_Görev Koşulları_
- 1) Belge bölümünde "İlk gençlik yıllarımızda" diye başlayan paragrafı ana bilgileri koruyarak daha kısa biçimde yeniden yaz.
- 2) Belge bölümünde "İlk gençlik yıllarımızda" sözlerinin bulunduğu yerden başla ve "gerçek mi :))" sözlerinden sonra bitir; bu kısmı "şarkıları" ifadesini "filmleri" olarak değiştirerek yeniden yaz.

ÜÇÜNCÜ ŞAHSIN ŞİİRİ
Felaketim olurdu, ağlardım
Beni sevmiyordun, bilirdim
Bir sevdiğin vardı, duyardım
Çöp gibi bir oğlan, ipince
Hayırsızın biriydi fikrimce
Ne vakit karşımda görsem
Öldüreceğimden korkardım
Felaketim olurdu, ağlardım
Ne vakit Maçka'dan geçsem
Limanda hep gemiler olurdu
Ağaçlar kuş gibi gülerdi
Sessizce bir cigara yakardın
Parmaklarımın ucunu yakardın
Kirpiklerini eğerdin, bakardın
Üşürdüm, içim ürperirdi
Felaketim olurdu, ağlardım
Akşamlar bir roman gibi biterdi
Jezabel kan içinde yatardı
Limandan bir gemi giderdi
Sen kalkıp ona giderdin
Benzin mum gibi giderdin
Sabaha kadar kalırdın
Hayırsızın biriydi fikrimce
Güldü mü cenazeye benzerdi
Hele seni kollarına aldı mı
Felaketim olurdu, ağlardım
ATTİLA İLHAN
Sizler ile en sevdiğim şairin ,en sevdiğim şiirini paylaşmak istedim...
13 yorum:
A.İlhan bu şiiri 1950 li yıllarda yazmıştı sanırım, değil mi?
İlk gençlik yıllarımızda duyduğumuzda bu şiiri, henüz ona bir anlam kazandıracak ikinci bir kişi olmadığından hayatımızda, boş defterlere yazardık. Galiba o zamanlar sevdiğinden ayrı / platonik / karşılık bulamayan / seven ama değer verilmeyen olmak, daha genel geçer bir durumdu. O dönemin şarkıları da öyledir hatırladığım kadarıyla...
Neyse, nerden nereye geldi konu :))
Köprünün üzerinde yürüyen bir "hayal" mi, yoksa gerçek mi :))

_Sağlanan Veriler_
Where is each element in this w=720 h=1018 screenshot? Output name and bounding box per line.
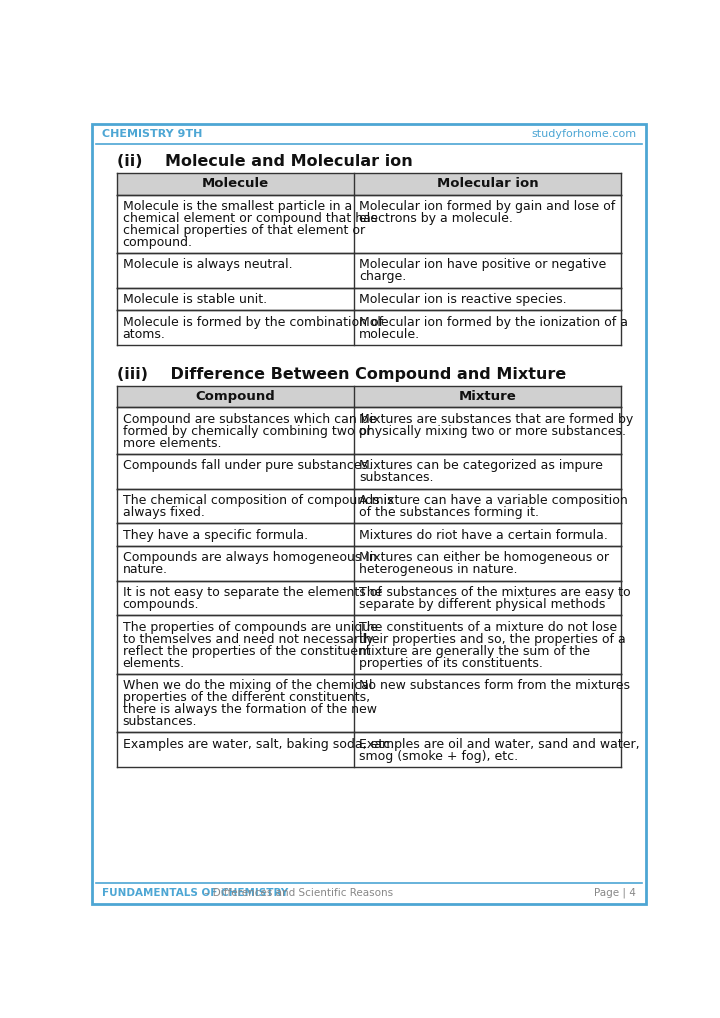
Text: (iii)    Difference Between Compound and Mixture: (iii) Difference Between Compound and Mi…	[117, 366, 567, 382]
Text: more elements.: more elements.	[122, 437, 221, 450]
Text: Molecular ion is reactive species.: Molecular ion is reactive species.	[359, 293, 567, 306]
Text: substances.: substances.	[122, 715, 197, 728]
Text: The chemical composition of compounds is: The chemical composition of compounds is	[122, 494, 393, 507]
Text: Molecule is formed by the combination of: Molecule is formed by the combination of	[122, 316, 382, 329]
Text: mixture are generally the sum of the: mixture are generally the sum of the	[359, 644, 590, 658]
Text: When we do the mixing of the chemical: When we do the mixing of the chemical	[122, 679, 372, 692]
Text: studyforhome.com: studyforhome.com	[531, 129, 636, 139]
Text: charge.: charge.	[359, 271, 407, 283]
Text: Mixture: Mixture	[459, 390, 516, 403]
Text: to themselves and need not necessarily: to themselves and need not necessarily	[122, 632, 373, 645]
Text: substances.: substances.	[359, 471, 434, 485]
Text: compound.: compound.	[122, 236, 192, 248]
Text: Molecule: Molecule	[202, 177, 269, 190]
Text: Molecular ion: Molecular ion	[436, 177, 538, 190]
Text: – Differences and Scientific Reasons: – Differences and Scientific Reasons	[201, 888, 393, 898]
Text: electrons by a molecule.: electrons by a molecule.	[359, 212, 513, 225]
Text: Page | 4: Page | 4	[595, 888, 636, 898]
Text: molecule.: molecule.	[359, 328, 420, 341]
Text: chemical properties of that element or: chemical properties of that element or	[122, 224, 364, 237]
FancyBboxPatch shape	[91, 124, 647, 904]
Text: The constituents of a mixture do not lose: The constituents of a mixture do not los…	[359, 621, 618, 634]
Text: physically mixing two or more substances.: physically mixing two or more substances…	[359, 425, 626, 438]
Text: (ii)    Molecule and Molecular ion: (ii) Molecule and Molecular ion	[117, 154, 413, 169]
Text: Mixtures can either be homogeneous or: Mixtures can either be homogeneous or	[359, 552, 609, 564]
Text: Molecular ion have positive or negative: Molecular ion have positive or negative	[359, 259, 606, 272]
Text: always fixed.: always fixed.	[122, 506, 204, 519]
Text: properties of the different constituents,: properties of the different constituents…	[122, 691, 369, 704]
Text: Molecule is the smallest particle in a: Molecule is the smallest particle in a	[122, 200, 352, 213]
Text: Compound are substances which can be: Compound are substances which can be	[122, 413, 376, 426]
Text: A mixture can have a variable composition: A mixture can have a variable compositio…	[359, 494, 628, 507]
Text: reflect the properties of the constituent: reflect the properties of the constituen…	[122, 644, 370, 658]
Text: No new substances form from the mixtures: No new substances form from the mixtures	[359, 679, 630, 692]
Text: compounds.: compounds.	[122, 598, 199, 611]
Text: heterogeneous in nature.: heterogeneous in nature.	[359, 563, 518, 576]
Bar	[117, 386, 621, 407]
Text: Examples are oil and water, sand and water,: Examples are oil and water, sand and wat…	[359, 738, 640, 751]
Text: nature.: nature.	[122, 563, 168, 576]
Text: their properties and so, the properties of a: their properties and so, the properties …	[359, 632, 626, 645]
Text: atoms.: atoms.	[122, 328, 166, 341]
Text: They have a specific formula.: They have a specific formula.	[122, 528, 307, 542]
Text: elements.: elements.	[122, 657, 184, 670]
Text: Mixtures can be categorized as impure: Mixtures can be categorized as impure	[359, 459, 603, 472]
Text: Compounds are always homogeneous in: Compounds are always homogeneous in	[122, 552, 377, 564]
Text: separate by different physical methods: separate by different physical methods	[359, 598, 606, 611]
Text: smog (smoke + fog), etc.: smog (smoke + fog), etc.	[359, 749, 518, 762]
Text: FUNDAMENTALS OF CHEMISTRY: FUNDAMENTALS OF CHEMISTRY	[102, 888, 288, 898]
Text: of the substances forming it.: of the substances forming it.	[359, 506, 539, 519]
Text: The substances of the mixtures are easy to: The substances of the mixtures are easy …	[359, 586, 631, 599]
Text: there is always the formation of the new: there is always the formation of the new	[122, 703, 377, 716]
Text: The properties of compounds are unique: The properties of compounds are unique	[122, 621, 377, 634]
Text: properties of its constituents.: properties of its constituents.	[359, 657, 543, 670]
Text: Mixtures do riot have a certain formula.: Mixtures do riot have a certain formula.	[359, 528, 608, 542]
Text: formed by chemically combining two or: formed by chemically combining two or	[122, 425, 371, 438]
Text: Molecule is always neutral.: Molecule is always neutral.	[122, 259, 292, 272]
Text: Examples are water, salt, baking soda, etc.: Examples are water, salt, baking soda, e…	[122, 738, 394, 751]
Bar	[117, 173, 621, 194]
Text: chemical element or compound that has: chemical element or compound that has	[122, 212, 377, 225]
Text: Compounds fall under pure substances.: Compounds fall under pure substances.	[122, 459, 372, 472]
Text: It is not easy to separate the elements of: It is not easy to separate the elements …	[122, 586, 382, 599]
Text: Mixtures are substances that are formed by: Mixtures are substances that are formed …	[359, 413, 634, 426]
Text: Molecular ion formed by the ionization of a: Molecular ion formed by the ionization o…	[359, 316, 629, 329]
Text: CHEMISTRY 9TH: CHEMISTRY 9TH	[102, 129, 202, 139]
Text: Compound: Compound	[196, 390, 275, 403]
Text: Molecule is stable unit.: Molecule is stable unit.	[122, 293, 266, 306]
Text: Molecular ion formed by gain and lose of: Molecular ion formed by gain and lose of	[359, 200, 616, 213]
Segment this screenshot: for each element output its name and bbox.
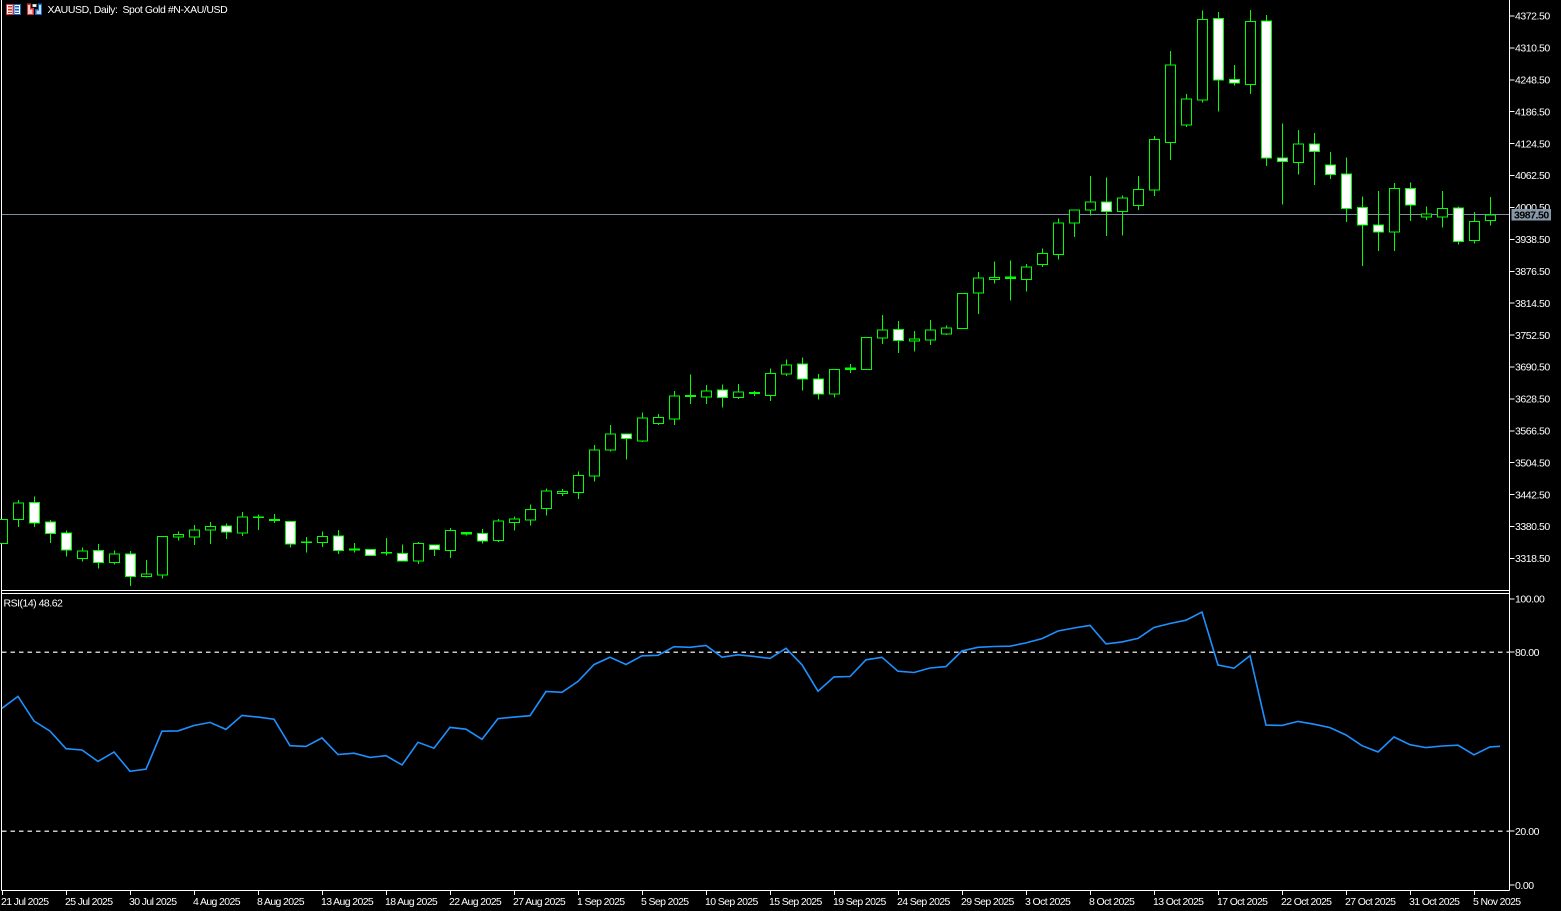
svg-text:25 Jul 2025: 25 Jul 2025 <box>65 896 113 908</box>
svg-text:3987.50: 3987.50 <box>1514 210 1549 222</box>
svg-text:3 Oct 2025: 3 Oct 2025 <box>1025 896 1071 908</box>
svg-text:80.00: 80.00 <box>1515 647 1540 659</box>
svg-text:RSI(14) 48.62: RSI(14) 48.62 <box>4 597 64 609</box>
svg-text:29 Sep 2025: 29 Sep 2025 <box>961 896 1015 908</box>
svg-text:3814.50: 3814.50 <box>1515 298 1550 310</box>
svg-text:3938.50: 3938.50 <box>1515 234 1550 246</box>
svg-text:3318.50: 3318.50 <box>1515 553 1550 565</box>
svg-text:13 Oct 2025: 13 Oct 2025 <box>1153 896 1204 908</box>
svg-text:13 Aug 2025: 13 Aug 2025 <box>321 896 374 908</box>
svg-text:4124.50: 4124.50 <box>1515 138 1550 150</box>
svg-text:4186.50: 4186.50 <box>1515 106 1550 118</box>
svg-text:100.00: 100.00 <box>1515 594 1545 606</box>
svg-text:8 Aug 2025: 8 Aug 2025 <box>257 896 305 908</box>
svg-text:27 Oct 2025: 27 Oct 2025 <box>1345 896 1396 908</box>
svg-text:30 Jul 2025: 30 Jul 2025 <box>129 896 177 908</box>
svg-text:20.00: 20.00 <box>1515 826 1540 838</box>
svg-text:3566.50: 3566.50 <box>1515 426 1550 438</box>
svg-text:3504.50: 3504.50 <box>1515 457 1550 469</box>
svg-text:0.00: 0.00 <box>1515 880 1534 892</box>
svg-text:15 Sep 2025: 15 Sep 2025 <box>769 896 823 908</box>
svg-text:3442.50: 3442.50 <box>1515 489 1550 501</box>
svg-text:3876.50: 3876.50 <box>1515 266 1550 278</box>
svg-text:10 Sep 2025: 10 Sep 2025 <box>705 896 759 908</box>
svg-text:5 Nov 2025: 5 Nov 2025 <box>1473 896 1521 908</box>
svg-text:4062.50: 4062.50 <box>1515 170 1550 182</box>
svg-text:27 Aug 2025: 27 Aug 2025 <box>513 896 566 908</box>
svg-text:1 Sep 2025: 1 Sep 2025 <box>577 896 625 908</box>
svg-text:22 Oct 2025: 22 Oct 2025 <box>1281 896 1332 908</box>
svg-text:21 Jul 2025: 21 Jul 2025 <box>1 896 49 908</box>
svg-text:4310.50: 4310.50 <box>1515 43 1550 55</box>
svg-text:3690.50: 3690.50 <box>1515 362 1550 374</box>
svg-text:22 Aug 2025: 22 Aug 2025 <box>449 896 502 908</box>
svg-text:4372.50: 4372.50 <box>1515 11 1550 23</box>
svg-text:3752.50: 3752.50 <box>1515 330 1550 342</box>
svg-text:24 Sep 2025: 24 Sep 2025 <box>897 896 951 908</box>
svg-text:4 Aug 2025: 4 Aug 2025 <box>193 896 241 908</box>
svg-text:19 Sep 2025: 19 Sep 2025 <box>833 896 887 908</box>
svg-text:17 Oct 2025: 17 Oct 2025 <box>1217 896 1268 908</box>
svg-text:3628.50: 3628.50 <box>1515 394 1550 406</box>
svg-text:XAUUSD, Daily: Spot Gold #N-X: XAUUSD, Daily: Spot Gold #N-XAU/USD <box>48 4 229 16</box>
svg-text:31 Oct 2025: 31 Oct 2025 <box>1409 896 1460 908</box>
svg-text:18 Aug 2025: 18 Aug 2025 <box>385 896 438 908</box>
svg-text:4248.50: 4248.50 <box>1515 75 1550 87</box>
svg-text:5 Sep 2025: 5 Sep 2025 <box>641 896 689 908</box>
svg-text:3380.50: 3380.50 <box>1515 521 1550 533</box>
svg-text:8 Oct 2025: 8 Oct 2025 <box>1089 896 1135 908</box>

_Görev Çözümleri_
- 1) İlk gençlik yıllarımızda, hayatımızda bu şiire anlam katacak ikinci bir kişi yokken onu boş defterlere yazardık. O zamanlar sevdiğinden ayrı, platonik, karşılıksız ya da değer görmeyen bir âşık olmak galiba daha yaygındı; hatırlandığı kadarıyla dönemin şarkıları da öyleydi.

- 2)
İlk gençlik yıllarımızda duyduğumuzda bu şiiri, henüz ona bir anlam kazandıracak ikinci bir kişi olmadığından hayatımızda, boş defterlere yazardık. Galiba o zamanlar sevdiğinden ayrı / platonik / karşılık bulamayan / seven ama değer verilmeyen olmak, daha genel geçer bir durumdu. O dönemin filmleri da öyledir hatırladığım kadarıyla...
Neyse, nerden nereye geldi konu :))
Köprünün üzerinde yürüyen bir "hayal" mi, yoksa gerçek mi :))